_EXCERPT_
►

FILE PHOTO: UN Human Rights Council session in Geneva

By Nina Chestney and Matthew Green

LONDON (Reuters) - U.N. Secretary-General Antonio Guterres urged countries on Thursday to stop financing coal and pledge not to build new coal-fired power plants to enable a shift to clean energy.

He spoke at a virtual clean energy transition summit of 40 countries representing 80% of energy use and greenhouse gas emissions. They discussed steps to buoy economies, cut emissions and make energy systems more resilient to climate change.

As countries seek to revive their economies from the slowdown caused by the COVID-19 pandemic, governments and investors have called for recovery packages to focus in part on green stimulus.

The European Union and South Korea have already pledged environmentally-minded recovery programmes. But Guterres said some countries have also used economic packages to support fossil fuel companies that were already struggling financially, and others have chosen to jump-start coal-fired power plants.

◄

_EXTRACTED MATERIAL_
►

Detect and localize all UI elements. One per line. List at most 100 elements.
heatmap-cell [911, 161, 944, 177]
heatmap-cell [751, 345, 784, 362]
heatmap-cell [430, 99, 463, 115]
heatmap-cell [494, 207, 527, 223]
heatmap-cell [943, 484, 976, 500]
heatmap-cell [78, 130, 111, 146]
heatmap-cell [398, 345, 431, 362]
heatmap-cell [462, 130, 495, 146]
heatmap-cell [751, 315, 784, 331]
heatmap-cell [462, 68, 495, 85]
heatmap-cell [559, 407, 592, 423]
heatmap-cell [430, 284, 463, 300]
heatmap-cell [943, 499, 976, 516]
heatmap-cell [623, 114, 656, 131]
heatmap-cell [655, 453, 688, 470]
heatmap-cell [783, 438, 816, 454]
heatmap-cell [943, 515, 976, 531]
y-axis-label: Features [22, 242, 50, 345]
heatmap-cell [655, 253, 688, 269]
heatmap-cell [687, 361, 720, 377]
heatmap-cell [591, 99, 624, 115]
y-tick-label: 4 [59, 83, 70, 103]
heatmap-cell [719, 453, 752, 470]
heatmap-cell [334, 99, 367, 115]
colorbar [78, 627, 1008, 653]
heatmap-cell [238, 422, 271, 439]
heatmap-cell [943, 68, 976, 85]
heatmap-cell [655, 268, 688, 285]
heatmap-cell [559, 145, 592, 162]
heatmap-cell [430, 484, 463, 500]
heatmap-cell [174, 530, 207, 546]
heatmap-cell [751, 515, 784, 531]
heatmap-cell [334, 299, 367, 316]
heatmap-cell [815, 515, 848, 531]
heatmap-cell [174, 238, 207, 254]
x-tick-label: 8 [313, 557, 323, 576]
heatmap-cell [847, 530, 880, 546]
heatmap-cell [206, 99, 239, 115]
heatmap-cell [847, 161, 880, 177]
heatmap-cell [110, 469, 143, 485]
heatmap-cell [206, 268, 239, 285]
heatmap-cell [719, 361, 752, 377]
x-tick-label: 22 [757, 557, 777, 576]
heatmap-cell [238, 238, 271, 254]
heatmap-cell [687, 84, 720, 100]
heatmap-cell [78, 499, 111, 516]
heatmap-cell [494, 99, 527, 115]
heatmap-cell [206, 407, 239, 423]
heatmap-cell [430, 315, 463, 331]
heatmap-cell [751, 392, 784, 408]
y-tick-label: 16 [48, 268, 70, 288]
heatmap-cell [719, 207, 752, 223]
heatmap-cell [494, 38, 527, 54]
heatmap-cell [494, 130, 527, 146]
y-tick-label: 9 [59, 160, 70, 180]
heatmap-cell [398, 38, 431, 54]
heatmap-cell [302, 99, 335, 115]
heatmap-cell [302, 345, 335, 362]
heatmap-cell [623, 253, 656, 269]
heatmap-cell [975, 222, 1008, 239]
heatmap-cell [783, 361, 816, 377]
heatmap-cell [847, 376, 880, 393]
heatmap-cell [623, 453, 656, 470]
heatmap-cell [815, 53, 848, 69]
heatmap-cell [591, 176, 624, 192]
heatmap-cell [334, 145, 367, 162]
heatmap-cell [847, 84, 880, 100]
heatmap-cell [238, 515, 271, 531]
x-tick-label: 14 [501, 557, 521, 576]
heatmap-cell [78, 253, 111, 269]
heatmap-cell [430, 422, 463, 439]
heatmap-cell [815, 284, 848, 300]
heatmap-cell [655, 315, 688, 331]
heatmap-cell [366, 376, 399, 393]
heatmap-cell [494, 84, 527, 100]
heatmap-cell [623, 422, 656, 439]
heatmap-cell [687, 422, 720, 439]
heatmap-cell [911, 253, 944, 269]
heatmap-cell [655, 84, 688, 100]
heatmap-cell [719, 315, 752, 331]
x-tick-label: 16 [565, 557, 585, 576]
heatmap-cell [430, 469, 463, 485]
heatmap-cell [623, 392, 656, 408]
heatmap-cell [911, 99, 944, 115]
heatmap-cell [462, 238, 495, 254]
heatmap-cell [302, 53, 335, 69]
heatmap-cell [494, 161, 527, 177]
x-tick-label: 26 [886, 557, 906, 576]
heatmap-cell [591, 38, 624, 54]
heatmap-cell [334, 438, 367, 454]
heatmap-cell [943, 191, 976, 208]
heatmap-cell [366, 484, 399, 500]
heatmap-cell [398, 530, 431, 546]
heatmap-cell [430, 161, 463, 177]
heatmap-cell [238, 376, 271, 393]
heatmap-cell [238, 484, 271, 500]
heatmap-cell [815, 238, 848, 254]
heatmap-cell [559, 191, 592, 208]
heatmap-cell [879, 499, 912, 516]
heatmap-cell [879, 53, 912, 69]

◄

_WHAT IS BEING ASKED_
List every person named in the excerpt on coal financing.

_YOUR RESPONSE_
Nina Chestney
Matthew Green
Antonio Guterres